Problem requirements
Output all of the data below exactly as given.
### Provided records ###
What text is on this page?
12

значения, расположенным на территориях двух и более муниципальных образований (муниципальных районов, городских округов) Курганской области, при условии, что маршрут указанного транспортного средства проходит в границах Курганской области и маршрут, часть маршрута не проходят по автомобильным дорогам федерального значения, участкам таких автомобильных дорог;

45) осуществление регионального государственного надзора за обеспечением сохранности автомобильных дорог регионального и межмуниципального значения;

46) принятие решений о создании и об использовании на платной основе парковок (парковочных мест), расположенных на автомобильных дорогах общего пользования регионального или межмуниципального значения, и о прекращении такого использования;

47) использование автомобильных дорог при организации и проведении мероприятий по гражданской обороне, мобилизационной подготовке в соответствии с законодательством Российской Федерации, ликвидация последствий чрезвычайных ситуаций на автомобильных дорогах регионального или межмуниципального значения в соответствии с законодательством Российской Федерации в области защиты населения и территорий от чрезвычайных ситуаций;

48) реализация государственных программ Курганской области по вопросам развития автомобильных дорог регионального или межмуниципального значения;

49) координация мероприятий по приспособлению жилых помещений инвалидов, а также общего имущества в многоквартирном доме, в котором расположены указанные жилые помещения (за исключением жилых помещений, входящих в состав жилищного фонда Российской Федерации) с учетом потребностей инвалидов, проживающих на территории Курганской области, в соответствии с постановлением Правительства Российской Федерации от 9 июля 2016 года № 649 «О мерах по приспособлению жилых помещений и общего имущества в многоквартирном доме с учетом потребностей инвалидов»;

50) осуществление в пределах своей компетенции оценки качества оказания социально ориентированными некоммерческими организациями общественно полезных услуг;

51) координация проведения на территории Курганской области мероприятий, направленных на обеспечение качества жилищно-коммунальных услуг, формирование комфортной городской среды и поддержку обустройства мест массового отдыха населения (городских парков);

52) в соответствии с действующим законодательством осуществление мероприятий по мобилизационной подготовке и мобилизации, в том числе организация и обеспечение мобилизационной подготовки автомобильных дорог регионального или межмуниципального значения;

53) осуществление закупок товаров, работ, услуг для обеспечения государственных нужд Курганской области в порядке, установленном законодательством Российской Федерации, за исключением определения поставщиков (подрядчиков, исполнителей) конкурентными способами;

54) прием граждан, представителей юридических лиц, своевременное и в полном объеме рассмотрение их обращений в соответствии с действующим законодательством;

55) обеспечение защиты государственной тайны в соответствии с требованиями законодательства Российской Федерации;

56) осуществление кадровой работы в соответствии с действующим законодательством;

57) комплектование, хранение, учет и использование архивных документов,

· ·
###
Exercise output
What text is on this page?
12

значения, расположенным на территориях двух и более муниципальных образований (муниципальных районов, городских округов) Курганской области, при условии, что маршрут указанного транспортного средства проходит в границах Курганской области и маршрут, часть маршрута не проходят по автомобильным дорогам федерального значения, участкам таких автомобильных дорог;

45) осуществление регионального государственного надзора за обеспечением сохранности автомобильных дорог регионального и межмуниципального значения;

46) принятие решений о создании и об использовании на платной основе парковок (парковочных мест), расположенных на автомобильных дорогах общего пользования регионального или межмуниципального значения, и о прекращении такого использования;

47) использование автомобильных дорог при организации и проведении мероприятий по гражданской обороне, мобилизационной подготовке в соответствии с законодательством Российской Федерации, ликвидация последствий чрезвычайных ситуаций на автомобильных дорогах регионального или межмуниципального значения в соответствии с законодательством Российской Федерации в области защиты населения и территорий от чрезвычайных ситуаций;

48) реализация государственных программ Курганской области по вопросам развития автомобильных дорог регионального или межмуниципального значения;

49) координация мероприятий по приспособлению жилых помещений инвалидов, а также общего имущества в многоквартирном доме, в котором расположены указанные жилые помещения (за исключением жилых помещений, входящих в состав жилищного фонда Российской Федерации) с учетом потребностей инвалидов, проживающих на территории Курганской области, в соответствии с постановлением Правительства Российской Федерации от 9 июля 2016 года № 649 «О мерах по приспособлению жилых помещений и общего имущества в многоквартирном доме с учетом потребностей инвалидов»;

50) осуществление в пределах своей компетенции оценки качества оказания социально ориентированными некоммерческими организациями общественно полезных услуг;

51) координация проведения на территории Курганской области мероприятий, направленных на обеспечение качества жилищно-коммунальных услуг, формирование комфортной городской среды и поддержку обустройства мест массового отдыха населения (городских парков);

52) в соответствии с действующим законодательством осуществление мероприятий по мобилизационной подготовке и мобилизации, в том числе организация и обеспечение мобилизационной подготовки автомобильных дорог регионального или межмуниципального значения;

53) осуществление закупок товаров, работ, услуг для обеспечения государственных нужд Курганской области в порядке, установленном законодательством Российской Федерации, за исключением определения поставщиков (подрядчиков, исполнителей) конкурентными способами;

54) прием граждан, представителей юридических лиц, своевременное и в полном объеме рассмотрение их обращений в соответствии с действующим законодательством;

55) обеспечение защиты государственной тайны в соответствии с требованиями законодательства Российской Федерации;

56) осуществление кадровой работы в соответствии с действующим законодательством;

57) комплектование, хранение, учет и использование архивных документов,

· ·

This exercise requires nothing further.